[Raw records]

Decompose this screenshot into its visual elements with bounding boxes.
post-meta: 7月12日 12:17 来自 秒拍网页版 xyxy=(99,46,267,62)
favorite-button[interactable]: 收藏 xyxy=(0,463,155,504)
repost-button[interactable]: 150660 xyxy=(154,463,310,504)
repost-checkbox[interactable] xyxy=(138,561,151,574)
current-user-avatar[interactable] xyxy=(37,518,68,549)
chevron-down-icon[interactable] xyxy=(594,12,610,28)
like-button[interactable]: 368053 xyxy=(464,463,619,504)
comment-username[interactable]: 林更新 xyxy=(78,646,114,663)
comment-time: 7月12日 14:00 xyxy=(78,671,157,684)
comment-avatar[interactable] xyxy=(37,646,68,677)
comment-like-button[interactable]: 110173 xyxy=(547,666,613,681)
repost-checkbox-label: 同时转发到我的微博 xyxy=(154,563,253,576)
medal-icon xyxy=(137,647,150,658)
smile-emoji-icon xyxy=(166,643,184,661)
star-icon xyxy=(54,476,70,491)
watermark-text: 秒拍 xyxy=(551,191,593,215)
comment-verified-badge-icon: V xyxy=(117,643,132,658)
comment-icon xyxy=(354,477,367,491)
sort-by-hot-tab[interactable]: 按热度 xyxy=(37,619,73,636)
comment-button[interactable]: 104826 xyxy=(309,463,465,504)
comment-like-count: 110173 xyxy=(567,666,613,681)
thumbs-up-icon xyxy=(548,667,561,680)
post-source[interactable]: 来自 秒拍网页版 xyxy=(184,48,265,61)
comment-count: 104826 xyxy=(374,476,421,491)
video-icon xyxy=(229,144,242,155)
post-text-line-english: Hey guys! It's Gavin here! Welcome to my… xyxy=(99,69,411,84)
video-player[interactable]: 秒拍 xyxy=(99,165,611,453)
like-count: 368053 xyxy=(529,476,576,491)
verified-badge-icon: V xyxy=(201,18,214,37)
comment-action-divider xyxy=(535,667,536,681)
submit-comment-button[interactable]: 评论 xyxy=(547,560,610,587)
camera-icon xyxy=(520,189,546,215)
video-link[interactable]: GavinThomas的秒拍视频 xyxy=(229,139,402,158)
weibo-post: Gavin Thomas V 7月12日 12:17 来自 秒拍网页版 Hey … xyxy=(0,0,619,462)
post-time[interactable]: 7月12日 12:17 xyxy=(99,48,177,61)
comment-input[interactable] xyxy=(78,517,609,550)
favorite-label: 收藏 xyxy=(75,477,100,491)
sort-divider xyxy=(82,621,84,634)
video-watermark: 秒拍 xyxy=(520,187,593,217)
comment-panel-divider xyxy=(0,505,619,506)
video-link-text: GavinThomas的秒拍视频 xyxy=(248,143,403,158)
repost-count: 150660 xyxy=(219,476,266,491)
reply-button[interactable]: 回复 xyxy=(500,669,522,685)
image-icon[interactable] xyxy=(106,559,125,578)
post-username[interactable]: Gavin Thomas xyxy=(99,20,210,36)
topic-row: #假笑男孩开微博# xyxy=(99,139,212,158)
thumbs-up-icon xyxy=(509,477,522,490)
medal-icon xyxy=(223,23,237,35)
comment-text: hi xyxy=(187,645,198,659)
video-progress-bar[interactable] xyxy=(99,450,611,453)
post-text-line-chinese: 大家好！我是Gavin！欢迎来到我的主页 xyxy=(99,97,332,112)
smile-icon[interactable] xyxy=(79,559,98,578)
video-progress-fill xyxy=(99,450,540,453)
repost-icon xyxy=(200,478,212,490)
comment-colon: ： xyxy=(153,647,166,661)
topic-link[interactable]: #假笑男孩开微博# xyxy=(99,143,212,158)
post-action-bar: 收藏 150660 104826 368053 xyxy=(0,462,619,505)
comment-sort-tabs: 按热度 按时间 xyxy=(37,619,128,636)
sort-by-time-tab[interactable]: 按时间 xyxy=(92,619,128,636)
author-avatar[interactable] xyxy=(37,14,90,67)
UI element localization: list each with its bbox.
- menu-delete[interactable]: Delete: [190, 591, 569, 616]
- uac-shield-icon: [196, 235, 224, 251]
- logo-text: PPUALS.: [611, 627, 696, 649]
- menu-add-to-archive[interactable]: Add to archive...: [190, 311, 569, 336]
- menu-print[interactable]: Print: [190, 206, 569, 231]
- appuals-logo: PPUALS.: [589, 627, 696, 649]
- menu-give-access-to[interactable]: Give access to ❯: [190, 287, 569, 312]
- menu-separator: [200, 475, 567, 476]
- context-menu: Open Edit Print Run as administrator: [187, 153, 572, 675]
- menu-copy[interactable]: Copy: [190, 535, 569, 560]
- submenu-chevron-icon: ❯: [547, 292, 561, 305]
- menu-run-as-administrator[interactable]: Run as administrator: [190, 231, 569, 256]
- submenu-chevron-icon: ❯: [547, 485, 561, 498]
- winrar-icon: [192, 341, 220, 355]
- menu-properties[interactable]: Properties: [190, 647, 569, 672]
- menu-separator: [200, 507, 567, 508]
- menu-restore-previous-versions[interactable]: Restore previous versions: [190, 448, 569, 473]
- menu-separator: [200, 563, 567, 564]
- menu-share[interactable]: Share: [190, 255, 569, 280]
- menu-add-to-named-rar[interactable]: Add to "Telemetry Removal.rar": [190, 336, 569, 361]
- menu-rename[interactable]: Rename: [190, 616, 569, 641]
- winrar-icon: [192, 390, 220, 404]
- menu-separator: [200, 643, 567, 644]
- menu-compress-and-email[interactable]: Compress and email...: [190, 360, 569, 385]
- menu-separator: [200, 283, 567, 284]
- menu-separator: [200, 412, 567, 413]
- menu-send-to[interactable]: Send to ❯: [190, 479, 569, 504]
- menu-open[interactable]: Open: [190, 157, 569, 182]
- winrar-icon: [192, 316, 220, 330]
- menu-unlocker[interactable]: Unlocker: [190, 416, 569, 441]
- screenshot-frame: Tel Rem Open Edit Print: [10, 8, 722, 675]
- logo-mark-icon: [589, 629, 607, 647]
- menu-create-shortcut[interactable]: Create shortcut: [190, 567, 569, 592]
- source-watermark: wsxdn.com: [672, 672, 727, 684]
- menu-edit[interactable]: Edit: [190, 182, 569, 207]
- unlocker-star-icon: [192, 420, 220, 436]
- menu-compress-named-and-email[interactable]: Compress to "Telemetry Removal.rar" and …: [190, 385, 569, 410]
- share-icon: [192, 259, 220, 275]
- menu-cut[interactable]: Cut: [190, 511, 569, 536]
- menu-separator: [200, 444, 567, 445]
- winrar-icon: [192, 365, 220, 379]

▸ **PROBLEM DETAILS**
Copy out the lines of the records from the first one through the line that contains "medal-icon xyxy=(137,647,150,658)", including both ends.

▸ **THE ANSWER**
Decompose this screenshot into its visual elements with bounding boxes.
post-meta: 7月12日 12:17 来自 秒拍网页版 xyxy=(99,46,267,62)
favorite-button[interactable]: 收藏 xyxy=(0,463,155,504)
repost-button[interactable]: 150660 xyxy=(154,463,310,504)
repost-checkbox[interactable] xyxy=(138,561,151,574)
current-user-avatar[interactable] xyxy=(37,518,68,549)
chevron-down-icon[interactable] xyxy=(594,12,610,28)
like-button[interactable]: 368053 xyxy=(464,463,619,504)
comment-username[interactable]: 林更新 xyxy=(78,646,114,663)
comment-time: 7月12日 14:00 xyxy=(78,671,157,684)
comment-avatar[interactable] xyxy=(37,646,68,677)
comment-like-button[interactable]: 110173 xyxy=(547,666,613,681)
repost-checkbox-label: 同时转发到我的微博 xyxy=(154,563,253,576)
medal-icon xyxy=(137,647,150,658)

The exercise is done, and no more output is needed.